### Provided entries
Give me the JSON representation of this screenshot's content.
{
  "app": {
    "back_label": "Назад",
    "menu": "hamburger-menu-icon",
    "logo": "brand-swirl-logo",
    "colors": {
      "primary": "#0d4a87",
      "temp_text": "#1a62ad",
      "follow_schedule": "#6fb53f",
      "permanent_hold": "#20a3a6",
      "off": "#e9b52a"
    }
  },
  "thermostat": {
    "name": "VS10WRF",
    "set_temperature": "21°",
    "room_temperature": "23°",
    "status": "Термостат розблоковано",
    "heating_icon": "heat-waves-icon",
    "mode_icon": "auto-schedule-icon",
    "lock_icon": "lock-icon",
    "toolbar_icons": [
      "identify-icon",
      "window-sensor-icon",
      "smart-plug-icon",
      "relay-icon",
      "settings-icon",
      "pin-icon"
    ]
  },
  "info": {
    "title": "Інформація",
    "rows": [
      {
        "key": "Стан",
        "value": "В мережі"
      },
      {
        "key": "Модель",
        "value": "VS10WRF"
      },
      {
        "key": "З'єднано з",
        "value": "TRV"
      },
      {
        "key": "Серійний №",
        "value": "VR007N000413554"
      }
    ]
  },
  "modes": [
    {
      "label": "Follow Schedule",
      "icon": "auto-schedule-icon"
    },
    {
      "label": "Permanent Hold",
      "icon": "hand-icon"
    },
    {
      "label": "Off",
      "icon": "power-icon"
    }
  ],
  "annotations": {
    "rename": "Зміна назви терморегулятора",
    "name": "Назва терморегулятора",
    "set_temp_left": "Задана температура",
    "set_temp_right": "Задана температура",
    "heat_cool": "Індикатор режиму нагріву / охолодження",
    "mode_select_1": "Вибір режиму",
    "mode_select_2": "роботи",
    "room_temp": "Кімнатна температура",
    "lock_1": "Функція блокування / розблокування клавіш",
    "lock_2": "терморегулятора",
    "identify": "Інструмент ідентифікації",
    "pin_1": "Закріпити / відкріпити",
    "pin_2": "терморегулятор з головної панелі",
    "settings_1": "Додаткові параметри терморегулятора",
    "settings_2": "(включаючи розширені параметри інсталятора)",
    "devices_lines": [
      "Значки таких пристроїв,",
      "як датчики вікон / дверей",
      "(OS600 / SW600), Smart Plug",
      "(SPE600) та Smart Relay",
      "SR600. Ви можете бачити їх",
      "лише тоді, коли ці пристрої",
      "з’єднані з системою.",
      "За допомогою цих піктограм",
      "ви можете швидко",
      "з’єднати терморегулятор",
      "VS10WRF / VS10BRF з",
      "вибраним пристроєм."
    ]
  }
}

### Your goal
Return every line in the listing that contains the word "identify".

### Correct answer
      "identify-icon",
    "identify": "Інструмент ідентифікації",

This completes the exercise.